§ **SOURCE MATERIAL**:
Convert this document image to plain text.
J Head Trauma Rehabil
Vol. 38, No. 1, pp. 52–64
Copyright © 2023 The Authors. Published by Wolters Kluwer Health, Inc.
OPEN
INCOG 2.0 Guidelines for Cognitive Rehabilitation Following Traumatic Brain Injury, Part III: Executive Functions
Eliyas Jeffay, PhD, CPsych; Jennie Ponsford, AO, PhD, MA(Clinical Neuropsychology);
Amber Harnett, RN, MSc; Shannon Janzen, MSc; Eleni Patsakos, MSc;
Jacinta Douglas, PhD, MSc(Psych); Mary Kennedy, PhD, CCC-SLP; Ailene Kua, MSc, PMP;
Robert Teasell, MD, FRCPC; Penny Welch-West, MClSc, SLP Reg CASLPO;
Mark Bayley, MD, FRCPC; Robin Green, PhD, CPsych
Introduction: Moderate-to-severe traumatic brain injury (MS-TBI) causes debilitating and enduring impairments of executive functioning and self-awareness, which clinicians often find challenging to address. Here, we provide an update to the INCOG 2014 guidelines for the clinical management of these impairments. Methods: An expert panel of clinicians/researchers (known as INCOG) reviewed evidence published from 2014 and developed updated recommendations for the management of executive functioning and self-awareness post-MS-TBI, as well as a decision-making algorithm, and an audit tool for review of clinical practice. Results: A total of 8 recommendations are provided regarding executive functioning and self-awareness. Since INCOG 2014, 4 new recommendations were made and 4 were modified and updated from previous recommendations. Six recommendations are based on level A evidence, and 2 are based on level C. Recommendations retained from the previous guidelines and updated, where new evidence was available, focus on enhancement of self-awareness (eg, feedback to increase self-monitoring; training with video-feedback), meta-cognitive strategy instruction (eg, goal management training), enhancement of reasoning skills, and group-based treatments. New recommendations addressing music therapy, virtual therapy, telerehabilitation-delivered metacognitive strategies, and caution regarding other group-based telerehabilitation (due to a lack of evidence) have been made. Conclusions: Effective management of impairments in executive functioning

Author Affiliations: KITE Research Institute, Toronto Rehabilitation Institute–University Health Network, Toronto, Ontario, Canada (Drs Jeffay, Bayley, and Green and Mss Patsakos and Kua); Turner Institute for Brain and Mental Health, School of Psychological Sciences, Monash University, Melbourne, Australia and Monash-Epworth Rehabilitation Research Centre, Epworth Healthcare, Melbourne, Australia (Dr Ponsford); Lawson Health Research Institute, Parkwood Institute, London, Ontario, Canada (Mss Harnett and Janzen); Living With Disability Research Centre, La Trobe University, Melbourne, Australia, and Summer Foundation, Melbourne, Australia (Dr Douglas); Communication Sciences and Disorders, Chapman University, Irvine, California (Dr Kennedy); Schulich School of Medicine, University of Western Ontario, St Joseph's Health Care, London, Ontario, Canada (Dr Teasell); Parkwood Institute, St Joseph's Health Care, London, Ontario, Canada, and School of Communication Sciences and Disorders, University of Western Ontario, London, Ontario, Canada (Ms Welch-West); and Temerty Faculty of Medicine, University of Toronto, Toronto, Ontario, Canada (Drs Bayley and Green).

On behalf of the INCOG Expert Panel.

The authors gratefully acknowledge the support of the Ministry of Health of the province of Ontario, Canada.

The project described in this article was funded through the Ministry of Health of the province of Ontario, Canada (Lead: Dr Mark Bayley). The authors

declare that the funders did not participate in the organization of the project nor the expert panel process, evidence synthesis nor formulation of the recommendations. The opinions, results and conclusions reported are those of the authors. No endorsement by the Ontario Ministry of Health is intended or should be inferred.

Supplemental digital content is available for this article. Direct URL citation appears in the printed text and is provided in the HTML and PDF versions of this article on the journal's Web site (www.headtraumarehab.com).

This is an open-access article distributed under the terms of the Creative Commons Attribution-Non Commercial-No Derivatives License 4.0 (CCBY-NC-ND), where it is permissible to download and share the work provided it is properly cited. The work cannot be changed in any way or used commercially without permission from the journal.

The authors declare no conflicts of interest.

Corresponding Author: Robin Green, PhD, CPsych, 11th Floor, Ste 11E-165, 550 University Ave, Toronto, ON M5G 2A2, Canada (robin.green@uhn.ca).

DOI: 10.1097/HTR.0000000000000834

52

§ **WHAT TO DO**: Produce a verbatim transcription of the entries above.

§ **THE RESPONSE**:
Convert this document image to plain text.
J Head Trauma Rehabil
Vol. 38, No. 1, pp. 52–64
Copyright © 2023 The Authors. Published by Wolters Kluwer Health, Inc.
OPEN
INCOG 2.0 Guidelines for Cognitive Rehabilitation Following Traumatic Brain Injury, Part III: Executive Functions
Eliyas Jeffay, PhD, CPsych; Jennie Ponsford, AO, PhD, MA(Clinical Neuropsychology);
Amber Harnett, RN, MSc; Shannon Janzen, MSc; Eleni Patsakos, MSc;
Jacinta Douglas, PhD, MSc(Psych); Mary Kennedy, PhD, CCC-SLP; Ailene Kua, MSc, PMP;
Robert Teasell, MD, FRCPC; Penny Welch-West, MClSc, SLP Reg CASLPO;
Mark Bayley, MD, FRCPC; Robin Green, PhD, CPsych
Introduction: Moderate-to-severe traumatic brain injury (MS-TBI) causes debilitating and enduring impairments of executive functioning and self-awareness, which clinicians often find challenging to address. Here, we provide an update to the INCOG 2014 guidelines for the clinical management of these impairments. Methods: An expert panel of clinicians/researchers (known as INCOG) reviewed evidence published from 2014 and developed updated recommendations for the management of executive functioning and self-awareness post-MS-TBI, as well as a decision-making algorithm, and an audit tool for review of clinical practice. Results: A total of 8 recommendations are provided regarding executive functioning and self-awareness. Since INCOG 2014, 4 new recommendations were made and 4 were modified and updated from previous recommendations. Six recommendations are based on level A evidence, and 2 are based on level C. Recommendations retained from the previous guidelines and updated, where new evidence was available, focus on enhancement of self-awareness (eg, feedback to increase self-monitoring; training with video-feedback), meta-cognitive strategy instruction (eg, goal management training), enhancement of reasoning skills, and group-based treatments. New recommendations addressing music therapy, virtual therapy, telerehabilitation-delivered metacognitive strategies, and caution regarding other group-based telerehabilitation (due to a lack of evidence) have been made. Conclusions: Effective management of impairments in executive functioning

Author Affiliations: KITE Research Institute, Toronto Rehabilitation Institute–University Health Network, Toronto, Ontario, Canada (Drs Jeffay, Bayley, and Green and Mss Patsakos and Kua); Turner Institute for Brain and Mental Health, School of Psychological Sciences, Monash University, Melbourne, Australia and Monash-Epworth Rehabilitation Research Centre, Epworth Healthcare, Melbourne, Australia (Dr Ponsford); Lawson Health Research Institute, Parkwood Institute, London, Ontario, Canada (Mss Harnett and Janzen); Living With Disability Research Centre, La Trobe University, Melbourne, Australia, and Summer Foundation, Melbourne, Australia (Dr Douglas); Communication Sciences and Disorders, Chapman University, Irvine, California (Dr Kennedy); Schulich School of Medicine, University of Western Ontario, St Joseph's Health Care, London, Ontario, Canada (Dr Teasell); Parkwood Institute, St Joseph's Health Care, London, Ontario, Canada, and School of Communication Sciences and Disorders, University of Western Ontario, London, Ontario, Canada (Ms Welch-West); and Temerty Faculty of Medicine, University of Toronto, Toronto, Ontario, Canada (Drs Bayley and Green).

On behalf of the INCOG Expert Panel.

The authors gratefully acknowledge the support of the Ministry of Health of the province of Ontario, Canada.

The project described in this article was funded through the Ministry of Health of the province of Ontario, Canada (Lead: Dr Mark Bayley). The authors

declare that the funders did not participate in the organization of the project nor the expert panel process, evidence synthesis nor formulation of the recommendations. The opinions, results and conclusions reported are those of the authors. No endorsement by the Ontario Ministry of Health is intended or should be inferred.

Supplemental digital content is available for this article. Direct URL citation appears in the printed text and is provided in the HTML and PDF versions of this article on the journal's Web site (www.headtraumarehab.com).

This is an open-access article distributed under the terms of the Creative Commons Attribution-Non Commercial-No Derivatives License 4.0 (CCBY-NC-ND), where it is permissible to download and share the work provided it is properly cited. The work cannot be changed in any way or used commercially without permission from the journal.

The authors declare no conflicts of interest.

Corresponding Author: Robin Green, PhD, CPsych, 11th Floor, Ste 11E-165, 550 University Ave, Toronto, ON M5G 2A2, Canada (robin.green@uhn.ca).

DOI: 10.1097/HTR.0000000000000834

52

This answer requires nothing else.